| Provided data |
- - - - - - -

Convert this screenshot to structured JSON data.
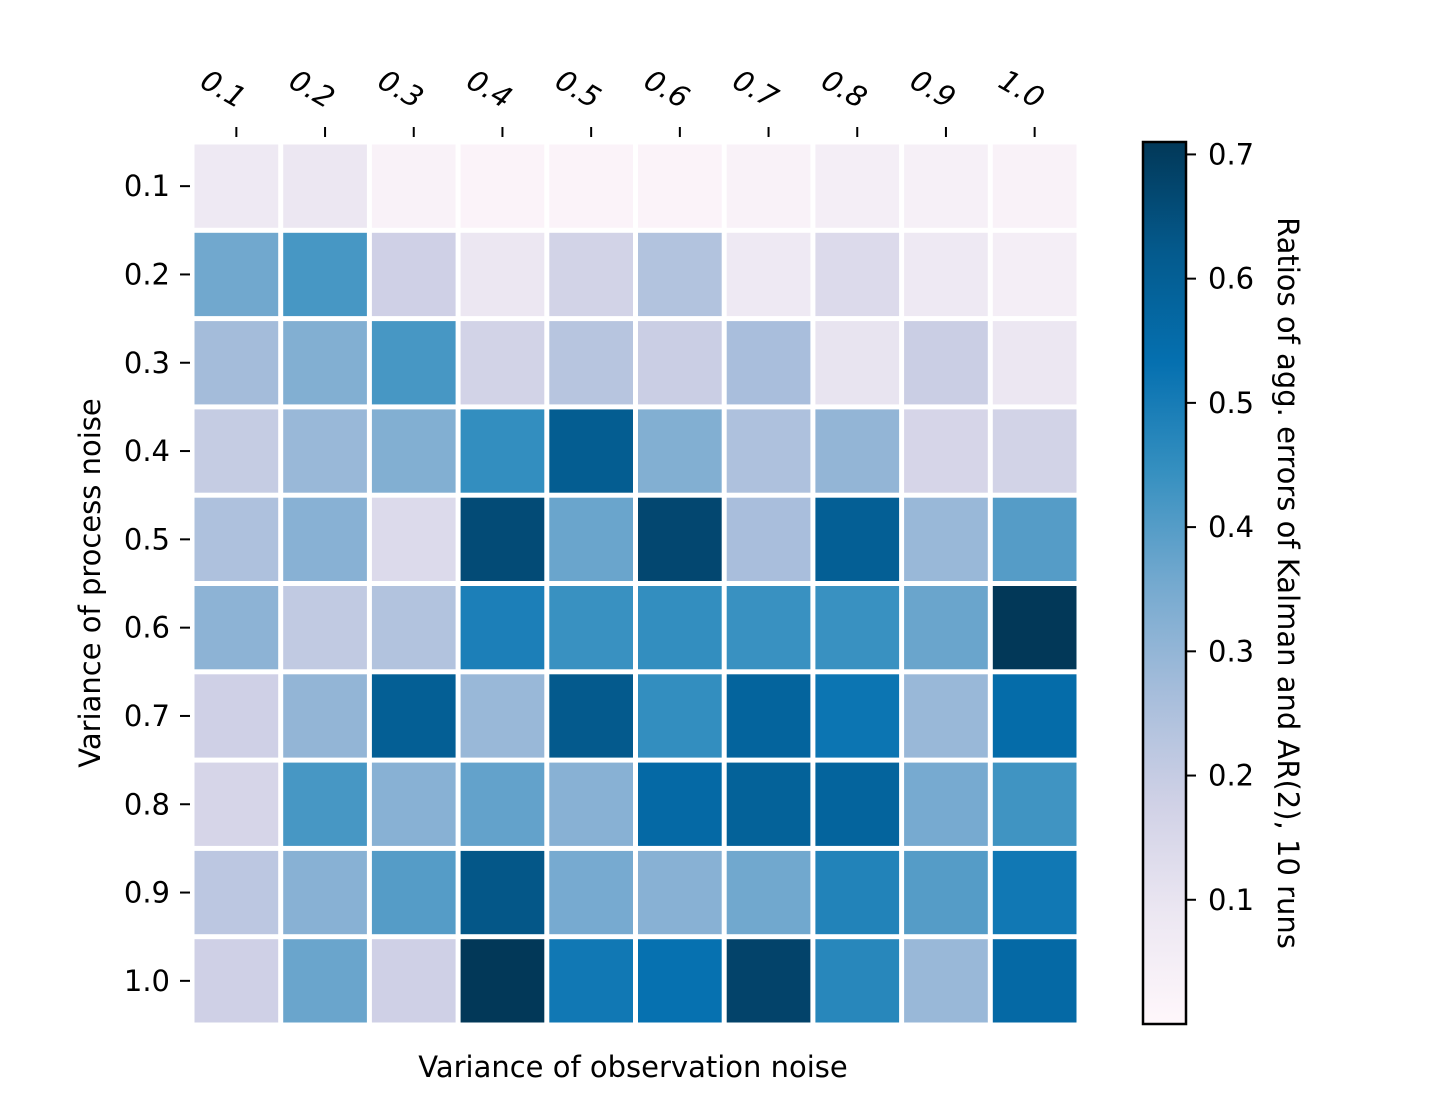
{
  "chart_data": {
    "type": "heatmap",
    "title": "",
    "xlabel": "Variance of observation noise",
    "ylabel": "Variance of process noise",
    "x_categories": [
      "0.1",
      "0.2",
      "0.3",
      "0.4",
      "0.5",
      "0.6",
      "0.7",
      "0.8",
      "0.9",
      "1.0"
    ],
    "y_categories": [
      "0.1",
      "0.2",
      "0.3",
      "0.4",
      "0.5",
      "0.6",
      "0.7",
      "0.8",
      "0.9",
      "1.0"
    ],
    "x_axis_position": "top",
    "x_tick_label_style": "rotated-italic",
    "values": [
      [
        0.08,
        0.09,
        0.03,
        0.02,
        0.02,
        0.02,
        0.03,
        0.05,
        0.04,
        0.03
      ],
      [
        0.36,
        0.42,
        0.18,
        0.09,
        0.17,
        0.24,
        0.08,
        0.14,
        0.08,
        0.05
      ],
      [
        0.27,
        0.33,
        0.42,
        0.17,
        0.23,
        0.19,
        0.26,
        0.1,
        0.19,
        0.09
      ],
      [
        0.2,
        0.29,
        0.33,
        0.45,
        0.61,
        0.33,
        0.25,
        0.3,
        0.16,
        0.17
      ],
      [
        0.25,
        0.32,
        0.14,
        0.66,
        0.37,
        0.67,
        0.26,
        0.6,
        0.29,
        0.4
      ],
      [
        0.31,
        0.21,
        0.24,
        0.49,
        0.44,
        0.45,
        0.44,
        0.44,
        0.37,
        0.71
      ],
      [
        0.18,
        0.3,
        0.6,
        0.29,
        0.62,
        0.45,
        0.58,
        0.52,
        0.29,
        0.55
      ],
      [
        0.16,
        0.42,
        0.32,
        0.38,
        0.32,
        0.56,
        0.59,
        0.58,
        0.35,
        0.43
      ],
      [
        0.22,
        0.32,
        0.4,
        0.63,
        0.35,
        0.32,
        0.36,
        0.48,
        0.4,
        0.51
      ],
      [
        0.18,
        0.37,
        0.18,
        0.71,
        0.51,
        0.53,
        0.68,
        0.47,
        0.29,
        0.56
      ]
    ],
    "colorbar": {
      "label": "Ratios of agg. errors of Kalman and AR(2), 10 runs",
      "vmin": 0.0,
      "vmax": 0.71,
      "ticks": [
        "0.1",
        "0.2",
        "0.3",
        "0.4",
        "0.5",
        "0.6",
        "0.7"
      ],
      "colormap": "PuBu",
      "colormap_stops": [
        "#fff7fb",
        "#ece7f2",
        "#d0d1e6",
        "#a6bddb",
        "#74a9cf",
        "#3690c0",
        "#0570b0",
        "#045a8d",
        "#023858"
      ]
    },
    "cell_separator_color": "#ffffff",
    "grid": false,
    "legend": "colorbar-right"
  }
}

- - - - - - -

| What needs to be done |
Reproduce all of the data exactly, omitting each picture it holds.

| Written solution |
Convert this screenshot to structured JSON data.
{
  "chart_data": {
    "type": "heatmap",
    "title": "",
    "xlabel": "Variance of observation noise",
    "ylabel": "Variance of process noise",
    "x_categories": [
      "0.1",
      "0.2",
      "0.3",
      "0.4",
      "0.5",
      "0.6",
      "0.7",
      "0.8",
      "0.9",
      "1.0"
    ],
    "y_categories": [
      "0.1",
      "0.2",
      "0.3",
      "0.4",
      "0.5",
      "0.6",
      "0.7",
      "0.8",
      "0.9",
      "1.0"
    ],
    "x_axis_position": "top",
    "x_tick_label_style": "rotated-italic",
    "values": [
      [
        0.08,
        0.09,
        0.03,
        0.02,
        0.02,
        0.02,
        0.03,
        0.05,
        0.04,
        0.03
      ],
      [
        0.36,
        0.42,
        0.18,
        0.09,
        0.17,
        0.24,
        0.08,
        0.14,
        0.08,
        0.05
      ],
      [
        0.27,
        0.33,
        0.42,
        0.17,
        0.23,
        0.19,
        0.26,
        0.1,
        0.19,
        0.09
      ],
      [
        0.2,
        0.29,
        0.33,
        0.45,
        0.61,
        0.33,
        0.25,
        0.3,
        0.16,
        0.17
      ],
      [
        0.25,
        0.32,
        0.14,
        0.66,
        0.37,
        0.67,
        0.26,
        0.6,
        0.29,
        0.4
      ],
      [
        0.31,
        0.21,
        0.24,
        0.49,
        0.44,
        0.45,
        0.44,
        0.44,
        0.37,
        0.71
      ],
      [
        0.18,
        0.3,
        0.6,
        0.29,
        0.62,
        0.45,
        0.58,
        0.52,
        0.29,
        0.55
      ],
      [
        0.16,
        0.42,
        0.32,
        0.38,
        0.32,
        0.56,
        0.59,
        0.58,
        0.35,
        0.43
      ],
      [
        0.22,
        0.32,
        0.4,
        0.63,
        0.35,
        0.32,
        0.36,
        0.48,
        0.4,
        0.51
      ],
      [
        0.18,
        0.37,
        0.18,
        0.71,
        0.51,
        0.53,
        0.68,
        0.47,
        0.29,
        0.56
      ]
    ],
    "colorbar": {
      "label": "Ratios of agg. errors of Kalman and AR(2), 10 runs",
      "vmin": 0.0,
      "vmax": 0.71,
      "ticks": [
        "0.1",
        "0.2",
        "0.3",
        "0.4",
        "0.5",
        "0.6",
        "0.7"
      ],
      "colormap": "PuBu",
      "colormap_stops": [
        "#fff7fb",
        "#ece7f2",
        "#d0d1e6",
        "#a6bddb",
        "#74a9cf",
        "#3690c0",
        "#0570b0",
        "#045a8d",
        "#023858"
      ]
    },
    "cell_separator_color": "#ffffff",
    "grid": false,
    "legend": "colorbar-right"
  }
}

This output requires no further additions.